PROMPT –
Restate the data exactly as given and keep the pictures out.

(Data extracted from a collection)
-- START --
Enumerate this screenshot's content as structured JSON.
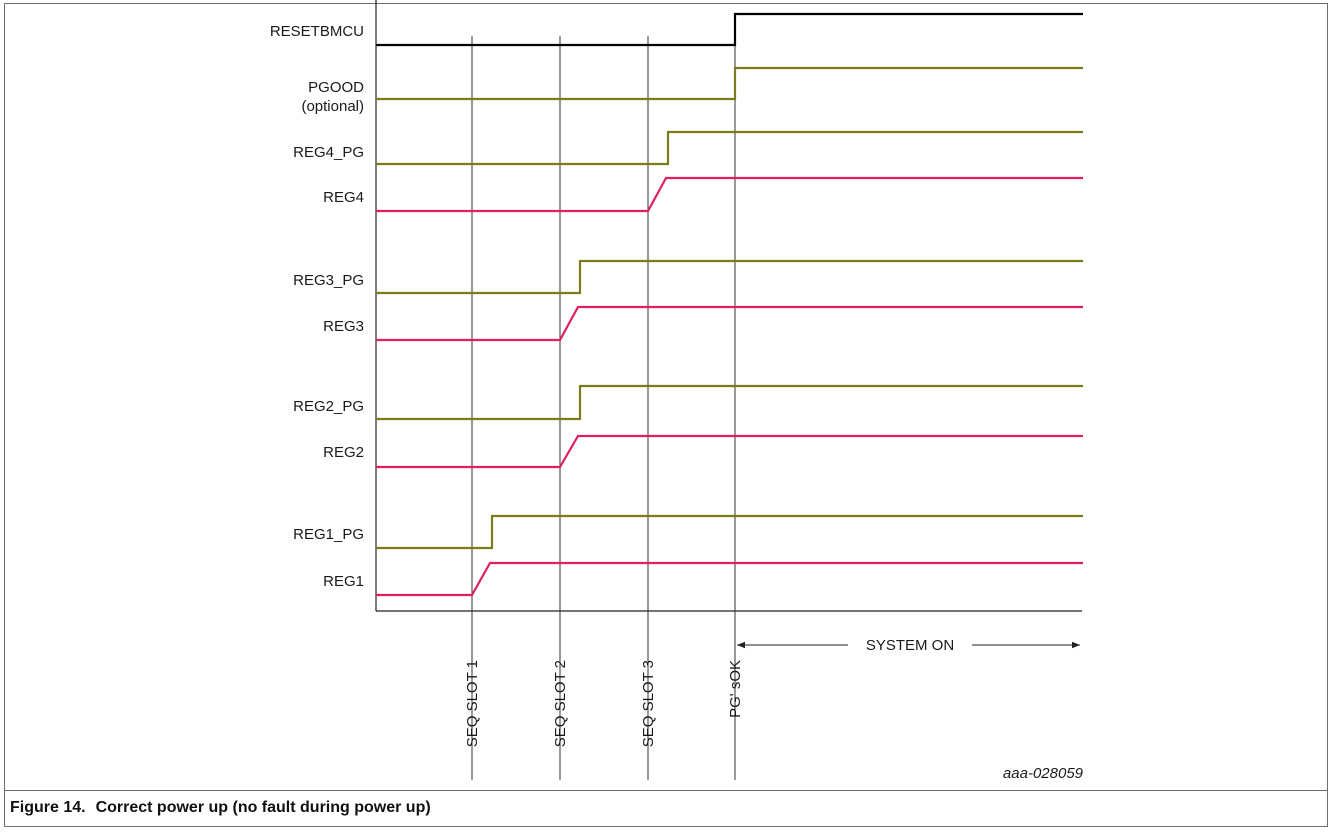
{
  "signals": [
    {
      "id": "resetbmcu",
      "label": [
        "RESETBMCU"
      ],
      "color": "#000000",
      "step_at": "pgs_ok",
      "ramp": false
    },
    {
      "id": "pgood",
      "label": [
        "PGOOD",
        "(optional)"
      ],
      "color": "#7a7a1e",
      "step_at": "pgs_ok",
      "ramp": false
    },
    {
      "id": "reg4_pg",
      "label": [
        "REG4_PG"
      ],
      "color": "#7a7a1e",
      "step_at": "seq_slot_3",
      "ramp": false
    },
    {
      "id": "reg4",
      "label": [
        "REG4"
      ],
      "color": "#e0215e",
      "step_at": "seq_slot_3",
      "ramp": true
    },
    {
      "id": "reg3_pg",
      "label": [
        "REG3_PG"
      ],
      "color": "#7a7a1e",
      "step_at": "seq_slot_2",
      "ramp": false
    },
    {
      "id": "reg3",
      "label": [
        "REG3"
      ],
      "color": "#e0215e",
      "step_at": "seq_slot_2",
      "ramp": true
    },
    {
      "id": "reg2_pg",
      "label": [
        "REG2_PG"
      ],
      "color": "#7a7a1e",
      "step_at": "seq_slot_2",
      "ramp": false
    },
    {
      "id": "reg2",
      "label": [
        "REG2"
      ],
      "color": "#e0215e",
      "step_at": "seq_slot_2",
      "ramp": true
    },
    {
      "id": "reg1_pg",
      "label": [
        "REG1_PG"
      ],
      "color": "#7a7a1e",
      "step_at": "seq_slot_1",
      "ramp": false
    },
    {
      "id": "reg1",
      "label": [
        "REG1"
      ],
      "color": "#e0215e",
      "step_at": "seq_slot_1",
      "ramp": true
    }
  ],
  "markers": [
    {
      "id": "seq_slot_1",
      "label": "SEQ SLOT 1"
    },
    {
      "id": "seq_slot_2",
      "label": "SEQ SLOT 2"
    },
    {
      "id": "seq_slot_3",
      "label": "SEQ SLOT 3"
    },
    {
      "id": "pgs_ok",
      "label": "PG' sOK"
    }
  ],
  "system_on_label": "SYSTEM ON",
  "doc_id": "aaa-028059",
  "caption": {
    "number": "Figure 14.",
    "text": "Correct power up (no fault during power up)"
  }
}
-- END --
EXERCISE RESULT –
Enumerate this screenshot's content as structured JSON.
{
  "signals": [
    {
      "id": "resetbmcu",
      "label": [
        "RESETBMCU"
      ],
      "color": "#000000",
      "step_at": "pgs_ok",
      "ramp": false
    },
    {
      "id": "pgood",
      "label": [
        "PGOOD",
        "(optional)"
      ],
      "color": "#7a7a1e",
      "step_at": "pgs_ok",
      "ramp": false
    },
    {
      "id": "reg4_pg",
      "label": [
        "REG4_PG"
      ],
      "color": "#7a7a1e",
      "step_at": "seq_slot_3",
      "ramp": false
    },
    {
      "id": "reg4",
      "label": [
        "REG4"
      ],
      "color": "#e0215e",
      "step_at": "seq_slot_3",
      "ramp": true
    },
    {
      "id": "reg3_pg",
      "label": [
        "REG3_PG"
      ],
      "color": "#7a7a1e",
      "step_at": "seq_slot_2",
      "ramp": false
    },
    {
      "id": "reg3",
      "label": [
        "REG3"
      ],
      "color": "#e0215e",
      "step_at": "seq_slot_2",
      "ramp": true
    },
    {
      "id": "reg2_pg",
      "label": [
        "REG2_PG"
      ],
      "color": "#7a7a1e",
      "step_at": "seq_slot_2",
      "ramp": false
    },
    {
      "id": "reg2",
      "label": [
        "REG2"
      ],
      "color": "#e0215e",
      "step_at": "seq_slot_2",
      "ramp": true
    },
    {
      "id": "reg1_pg",
      "label": [
        "REG1_PG"
      ],
      "color": "#7a7a1e",
      "step_at": "seq_slot_1",
      "ramp": false
    },
    {
      "id": "reg1",
      "label": [
        "REG1"
      ],
      "color": "#e0215e",
      "step_at": "seq_slot_1",
      "ramp": true
    }
  ],
  "markers": [
    {
      "id": "seq_slot_1",
      "label": "SEQ SLOT 1"
    },
    {
      "id": "seq_slot_2",
      "label": "SEQ SLOT 2"
    },
    {
      "id": "seq_slot_3",
      "label": "SEQ SLOT 3"
    },
    {
      "id": "pgs_ok",
      "label": "PG' sOK"
    }
  ],
  "system_on_label": "SYSTEM ON",
  "doc_id": "aaa-028059",
  "caption": {
    "number": "Figure 14.",
    "text": "Correct power up (no fault during power up)"
  }
}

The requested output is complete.